Stated task
Could you copy every line from the material below in which "Ground" appears?

Data supplied
>> BEGIN

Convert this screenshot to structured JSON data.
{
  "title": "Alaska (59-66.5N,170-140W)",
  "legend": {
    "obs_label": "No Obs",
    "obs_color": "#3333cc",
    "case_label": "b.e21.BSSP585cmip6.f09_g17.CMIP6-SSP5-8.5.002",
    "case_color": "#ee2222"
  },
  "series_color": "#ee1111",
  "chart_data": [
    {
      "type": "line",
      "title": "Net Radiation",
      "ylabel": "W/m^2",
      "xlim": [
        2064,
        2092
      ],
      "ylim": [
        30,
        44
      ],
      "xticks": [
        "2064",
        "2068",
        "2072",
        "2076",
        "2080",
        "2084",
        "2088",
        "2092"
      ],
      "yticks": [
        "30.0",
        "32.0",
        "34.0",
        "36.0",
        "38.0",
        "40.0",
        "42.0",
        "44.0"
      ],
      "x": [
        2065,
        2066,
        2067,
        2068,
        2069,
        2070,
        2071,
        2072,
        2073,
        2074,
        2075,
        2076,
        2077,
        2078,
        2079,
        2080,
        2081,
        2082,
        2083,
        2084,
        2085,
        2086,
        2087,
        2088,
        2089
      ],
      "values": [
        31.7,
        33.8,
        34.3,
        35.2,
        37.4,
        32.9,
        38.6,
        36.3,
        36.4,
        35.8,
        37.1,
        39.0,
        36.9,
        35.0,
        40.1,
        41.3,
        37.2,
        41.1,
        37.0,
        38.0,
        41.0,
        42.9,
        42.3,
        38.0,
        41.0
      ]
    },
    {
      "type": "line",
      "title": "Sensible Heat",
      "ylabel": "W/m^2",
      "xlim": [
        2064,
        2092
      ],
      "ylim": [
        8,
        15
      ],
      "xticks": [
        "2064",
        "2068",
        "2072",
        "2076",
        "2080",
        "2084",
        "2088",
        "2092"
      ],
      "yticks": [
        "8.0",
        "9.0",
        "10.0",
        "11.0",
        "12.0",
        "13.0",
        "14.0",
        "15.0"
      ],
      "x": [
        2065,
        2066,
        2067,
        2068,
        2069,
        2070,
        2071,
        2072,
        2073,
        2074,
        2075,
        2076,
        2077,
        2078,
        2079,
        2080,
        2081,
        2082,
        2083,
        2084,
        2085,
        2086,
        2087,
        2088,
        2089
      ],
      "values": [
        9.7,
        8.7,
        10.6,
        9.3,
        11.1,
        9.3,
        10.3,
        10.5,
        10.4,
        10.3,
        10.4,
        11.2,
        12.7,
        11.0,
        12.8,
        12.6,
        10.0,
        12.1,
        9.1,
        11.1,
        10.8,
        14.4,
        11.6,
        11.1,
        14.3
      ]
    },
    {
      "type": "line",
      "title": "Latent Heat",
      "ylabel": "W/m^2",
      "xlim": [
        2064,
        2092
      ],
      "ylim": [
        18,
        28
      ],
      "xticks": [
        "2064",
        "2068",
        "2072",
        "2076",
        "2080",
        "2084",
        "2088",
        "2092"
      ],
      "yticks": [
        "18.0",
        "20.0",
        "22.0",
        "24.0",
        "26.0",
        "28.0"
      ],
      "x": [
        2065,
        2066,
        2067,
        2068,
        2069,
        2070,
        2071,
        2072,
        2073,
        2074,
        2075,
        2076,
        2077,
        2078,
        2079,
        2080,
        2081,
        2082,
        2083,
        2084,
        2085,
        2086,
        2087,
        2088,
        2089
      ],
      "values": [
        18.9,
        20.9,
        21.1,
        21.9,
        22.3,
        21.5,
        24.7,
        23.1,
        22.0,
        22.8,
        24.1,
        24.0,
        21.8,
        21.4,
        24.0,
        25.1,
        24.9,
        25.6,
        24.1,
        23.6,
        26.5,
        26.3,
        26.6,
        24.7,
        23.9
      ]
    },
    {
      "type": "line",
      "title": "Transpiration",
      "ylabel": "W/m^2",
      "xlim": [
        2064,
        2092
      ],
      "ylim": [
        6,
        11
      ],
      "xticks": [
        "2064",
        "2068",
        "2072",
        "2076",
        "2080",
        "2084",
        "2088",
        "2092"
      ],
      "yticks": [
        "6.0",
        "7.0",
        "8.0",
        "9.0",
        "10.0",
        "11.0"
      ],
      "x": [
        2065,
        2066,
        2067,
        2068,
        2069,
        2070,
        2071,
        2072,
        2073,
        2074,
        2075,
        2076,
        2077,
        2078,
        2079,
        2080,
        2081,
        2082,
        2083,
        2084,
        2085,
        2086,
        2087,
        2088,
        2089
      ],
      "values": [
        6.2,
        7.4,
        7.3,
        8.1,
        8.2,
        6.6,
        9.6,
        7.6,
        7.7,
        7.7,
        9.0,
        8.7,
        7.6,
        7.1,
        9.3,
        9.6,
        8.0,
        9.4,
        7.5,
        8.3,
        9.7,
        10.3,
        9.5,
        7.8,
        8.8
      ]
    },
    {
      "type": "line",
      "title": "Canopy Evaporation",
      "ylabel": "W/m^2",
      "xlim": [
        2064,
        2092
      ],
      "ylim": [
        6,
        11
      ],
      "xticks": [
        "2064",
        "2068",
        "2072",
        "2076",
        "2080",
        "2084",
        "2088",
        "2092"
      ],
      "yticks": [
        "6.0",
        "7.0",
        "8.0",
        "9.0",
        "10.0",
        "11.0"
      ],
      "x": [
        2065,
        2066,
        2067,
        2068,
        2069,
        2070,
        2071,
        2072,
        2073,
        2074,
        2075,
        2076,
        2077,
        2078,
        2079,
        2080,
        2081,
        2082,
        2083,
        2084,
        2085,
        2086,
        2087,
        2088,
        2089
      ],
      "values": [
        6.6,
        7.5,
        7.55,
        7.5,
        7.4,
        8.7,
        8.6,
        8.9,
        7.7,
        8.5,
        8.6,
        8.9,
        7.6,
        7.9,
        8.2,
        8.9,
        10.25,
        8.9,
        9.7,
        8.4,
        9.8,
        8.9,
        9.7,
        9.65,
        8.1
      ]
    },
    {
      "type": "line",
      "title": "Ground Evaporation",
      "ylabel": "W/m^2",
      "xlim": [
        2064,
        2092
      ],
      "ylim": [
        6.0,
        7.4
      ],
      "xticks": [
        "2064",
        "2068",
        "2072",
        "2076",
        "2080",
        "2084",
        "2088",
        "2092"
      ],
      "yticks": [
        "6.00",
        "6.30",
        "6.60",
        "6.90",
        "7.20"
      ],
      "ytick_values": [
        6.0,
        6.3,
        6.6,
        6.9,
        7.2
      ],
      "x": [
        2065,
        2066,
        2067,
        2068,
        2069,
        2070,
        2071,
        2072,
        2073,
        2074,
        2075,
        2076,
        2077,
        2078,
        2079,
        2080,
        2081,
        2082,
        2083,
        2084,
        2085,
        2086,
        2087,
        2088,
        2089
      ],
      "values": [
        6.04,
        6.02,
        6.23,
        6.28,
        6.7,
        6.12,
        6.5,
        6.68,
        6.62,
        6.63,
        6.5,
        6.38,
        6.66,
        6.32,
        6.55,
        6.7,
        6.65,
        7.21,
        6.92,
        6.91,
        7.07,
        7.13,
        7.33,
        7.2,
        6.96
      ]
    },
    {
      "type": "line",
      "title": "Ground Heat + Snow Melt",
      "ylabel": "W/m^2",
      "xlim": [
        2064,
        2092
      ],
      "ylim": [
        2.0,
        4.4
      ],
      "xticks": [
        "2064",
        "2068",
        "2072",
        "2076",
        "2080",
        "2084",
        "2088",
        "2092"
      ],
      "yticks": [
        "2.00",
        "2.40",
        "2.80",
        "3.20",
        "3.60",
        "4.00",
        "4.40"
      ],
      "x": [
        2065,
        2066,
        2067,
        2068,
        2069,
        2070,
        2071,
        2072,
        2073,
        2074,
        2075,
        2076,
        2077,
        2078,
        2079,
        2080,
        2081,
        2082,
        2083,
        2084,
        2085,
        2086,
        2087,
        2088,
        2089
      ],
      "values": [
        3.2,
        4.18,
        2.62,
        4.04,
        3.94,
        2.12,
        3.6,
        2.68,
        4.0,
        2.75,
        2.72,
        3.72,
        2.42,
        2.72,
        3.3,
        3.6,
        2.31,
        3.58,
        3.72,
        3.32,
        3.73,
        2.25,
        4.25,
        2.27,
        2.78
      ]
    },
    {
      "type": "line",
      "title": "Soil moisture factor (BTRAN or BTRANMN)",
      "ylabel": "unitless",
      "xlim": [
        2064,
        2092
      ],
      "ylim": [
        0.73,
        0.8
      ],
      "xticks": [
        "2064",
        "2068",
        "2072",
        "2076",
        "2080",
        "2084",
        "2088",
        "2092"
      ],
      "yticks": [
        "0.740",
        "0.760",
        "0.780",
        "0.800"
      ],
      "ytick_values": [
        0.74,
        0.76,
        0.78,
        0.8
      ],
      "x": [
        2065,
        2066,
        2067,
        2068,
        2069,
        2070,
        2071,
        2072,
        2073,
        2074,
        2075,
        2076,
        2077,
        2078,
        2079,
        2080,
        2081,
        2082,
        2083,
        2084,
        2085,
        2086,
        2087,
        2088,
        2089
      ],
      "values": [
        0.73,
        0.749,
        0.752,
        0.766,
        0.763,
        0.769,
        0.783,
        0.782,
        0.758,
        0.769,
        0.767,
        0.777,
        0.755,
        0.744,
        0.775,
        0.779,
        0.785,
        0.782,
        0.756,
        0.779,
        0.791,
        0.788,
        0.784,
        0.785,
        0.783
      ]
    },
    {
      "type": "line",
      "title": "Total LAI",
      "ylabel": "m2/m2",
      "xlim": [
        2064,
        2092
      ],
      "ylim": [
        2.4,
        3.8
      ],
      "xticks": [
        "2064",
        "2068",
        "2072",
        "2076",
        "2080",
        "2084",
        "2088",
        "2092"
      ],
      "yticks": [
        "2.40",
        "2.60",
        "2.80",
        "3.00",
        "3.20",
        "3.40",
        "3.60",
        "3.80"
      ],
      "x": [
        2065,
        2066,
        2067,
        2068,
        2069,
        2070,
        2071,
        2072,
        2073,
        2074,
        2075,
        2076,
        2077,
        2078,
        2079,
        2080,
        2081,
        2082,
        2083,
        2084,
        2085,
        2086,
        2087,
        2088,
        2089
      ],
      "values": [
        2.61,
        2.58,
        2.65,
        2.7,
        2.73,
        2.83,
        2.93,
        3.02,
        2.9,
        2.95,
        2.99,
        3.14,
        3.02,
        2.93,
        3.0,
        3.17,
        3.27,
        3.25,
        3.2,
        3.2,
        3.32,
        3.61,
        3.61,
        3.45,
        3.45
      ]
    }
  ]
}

>> END

Complete answer
      "title": "Ground Evaporation",
      "title": "Ground Heat + Snow Melt",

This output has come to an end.